-- BEGIN --

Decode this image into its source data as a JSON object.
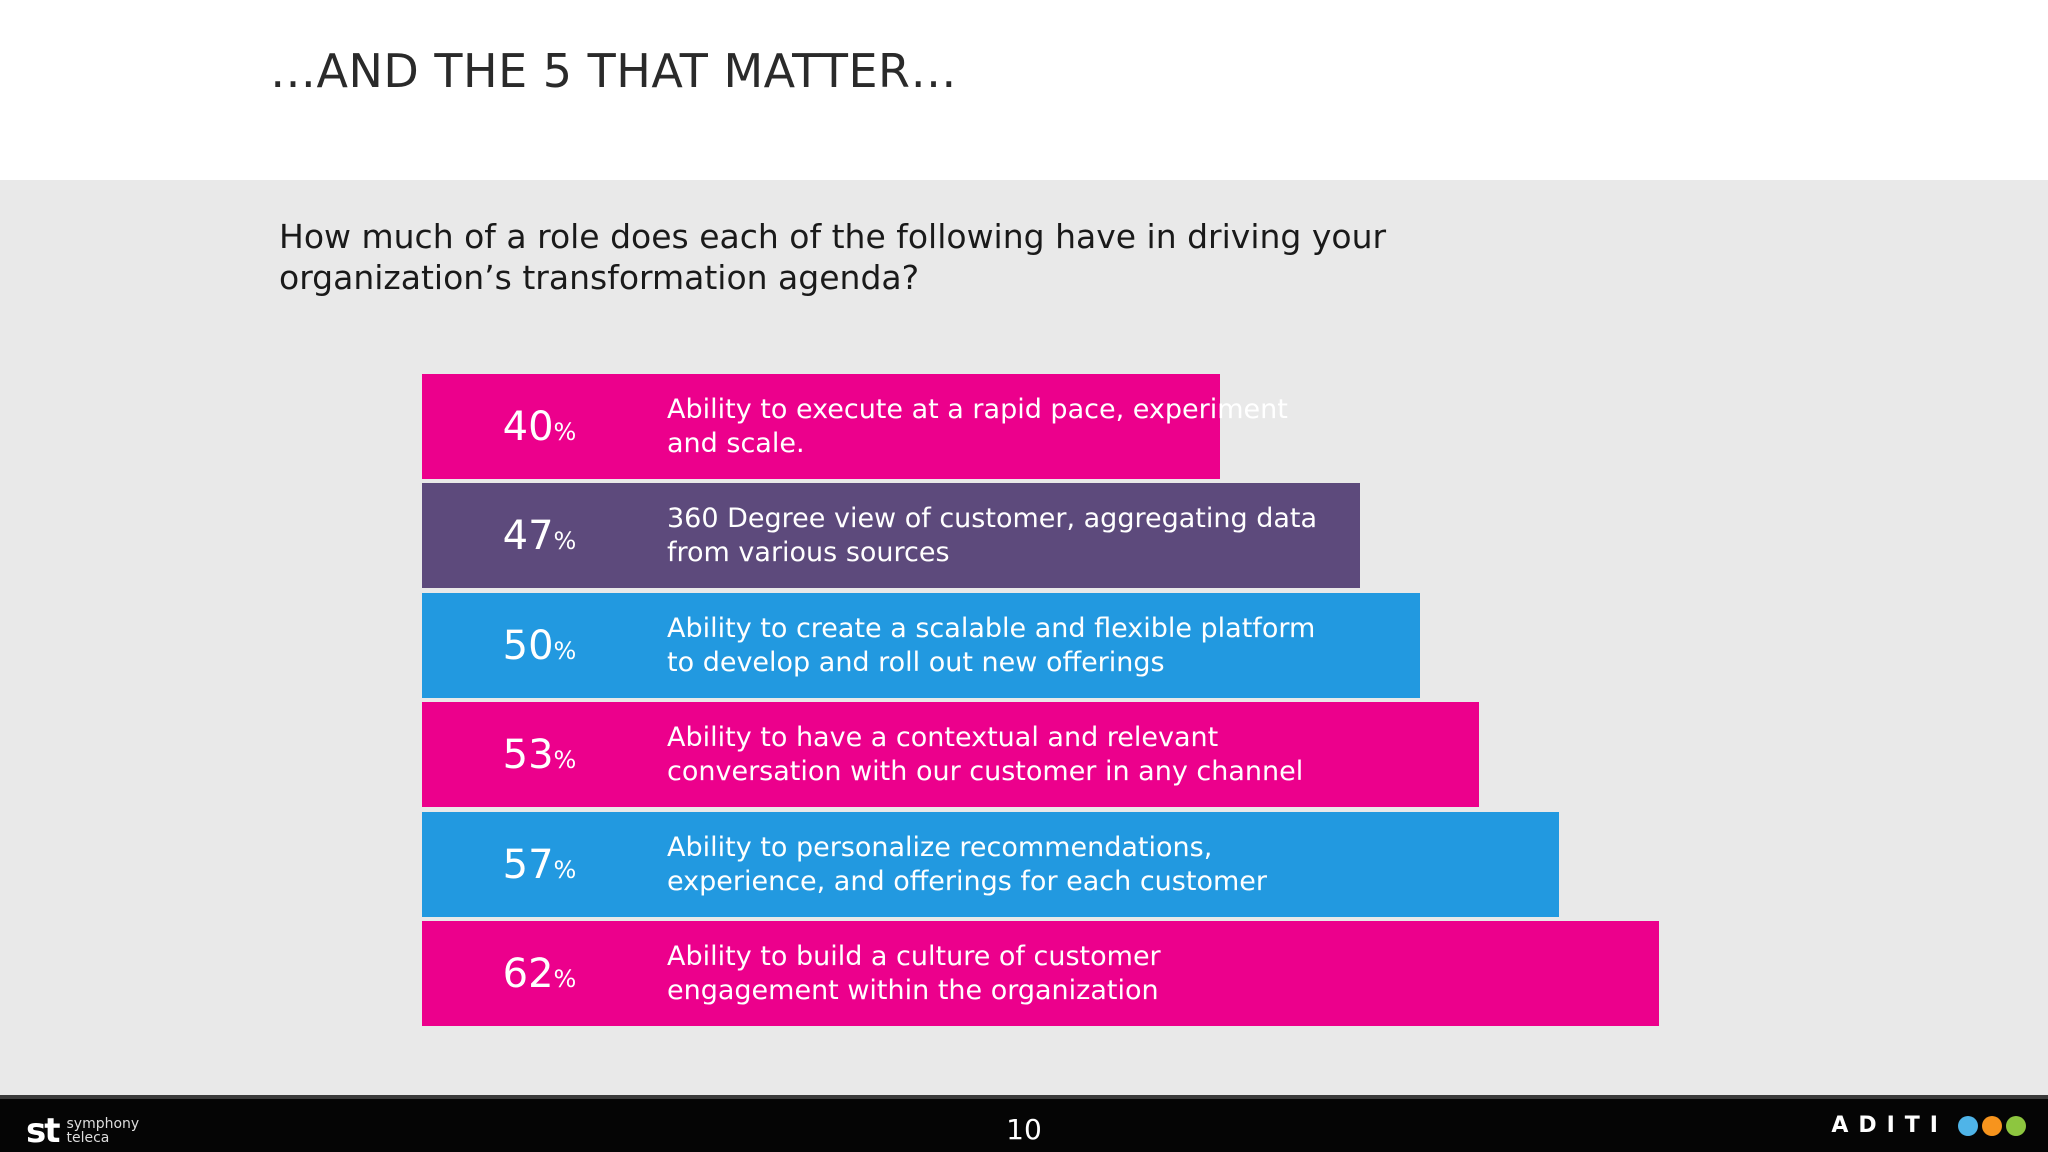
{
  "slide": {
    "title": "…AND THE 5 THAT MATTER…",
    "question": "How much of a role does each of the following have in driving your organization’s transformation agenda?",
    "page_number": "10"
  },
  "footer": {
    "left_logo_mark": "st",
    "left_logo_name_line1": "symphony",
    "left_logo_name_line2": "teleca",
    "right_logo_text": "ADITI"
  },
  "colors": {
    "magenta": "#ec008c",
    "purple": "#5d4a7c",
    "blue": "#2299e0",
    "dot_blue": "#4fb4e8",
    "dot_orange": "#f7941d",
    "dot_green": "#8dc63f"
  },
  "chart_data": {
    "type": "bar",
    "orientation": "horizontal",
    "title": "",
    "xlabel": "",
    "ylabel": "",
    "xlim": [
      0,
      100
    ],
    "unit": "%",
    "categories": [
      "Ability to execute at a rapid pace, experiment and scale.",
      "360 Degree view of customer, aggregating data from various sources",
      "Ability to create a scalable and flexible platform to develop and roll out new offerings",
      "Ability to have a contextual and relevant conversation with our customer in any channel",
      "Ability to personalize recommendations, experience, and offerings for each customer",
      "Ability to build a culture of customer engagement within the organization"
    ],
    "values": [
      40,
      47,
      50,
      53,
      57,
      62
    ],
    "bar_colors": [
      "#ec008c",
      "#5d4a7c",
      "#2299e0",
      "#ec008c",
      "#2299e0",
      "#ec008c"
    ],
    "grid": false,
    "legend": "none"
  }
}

-- END --

* WHAT IS EXPECTED *
Each line of the data is to be duplicated exactly; pictures stay out of the copy.

* FINAL RESULT *
Decode this image into its source data as a JSON object.
{
  "slide": {
    "title": "…AND THE 5 THAT MATTER…",
    "question": "How much of a role does each of the following have in driving your organization’s transformation agenda?",
    "page_number": "10"
  },
  "footer": {
    "left_logo_mark": "st",
    "left_logo_name_line1": "symphony",
    "left_logo_name_line2": "teleca",
    "right_logo_text": "ADITI"
  },
  "colors": {
    "magenta": "#ec008c",
    "purple": "#5d4a7c",
    "blue": "#2299e0",
    "dot_blue": "#4fb4e8",
    "dot_orange": "#f7941d",
    "dot_green": "#8dc63f"
  },
  "chart_data": {
    "type": "bar",
    "orientation": "horizontal",
    "title": "",
    "xlabel": "",
    "ylabel": "",
    "xlim": [
      0,
      100
    ],
    "unit": "%",
    "categories": [
      "Ability to execute at a rapid pace, experiment and scale.",
      "360 Degree view of customer, aggregating data from various sources",
      "Ability to create a scalable and flexible platform to develop and roll out new offerings",
      "Ability to have a contextual and relevant conversation with our customer in any channel",
      "Ability to personalize recommendations, experience, and offerings for each customer",
      "Ability to build a culture of customer engagement within the organization"
    ],
    "values": [
      40,
      47,
      50,
      53,
      57,
      62
    ],
    "bar_colors": [
      "#ec008c",
      "#5d4a7c",
      "#2299e0",
      "#ec008c",
      "#2299e0",
      "#ec008c"
    ],
    "grid": false,
    "legend": "none"
  }
}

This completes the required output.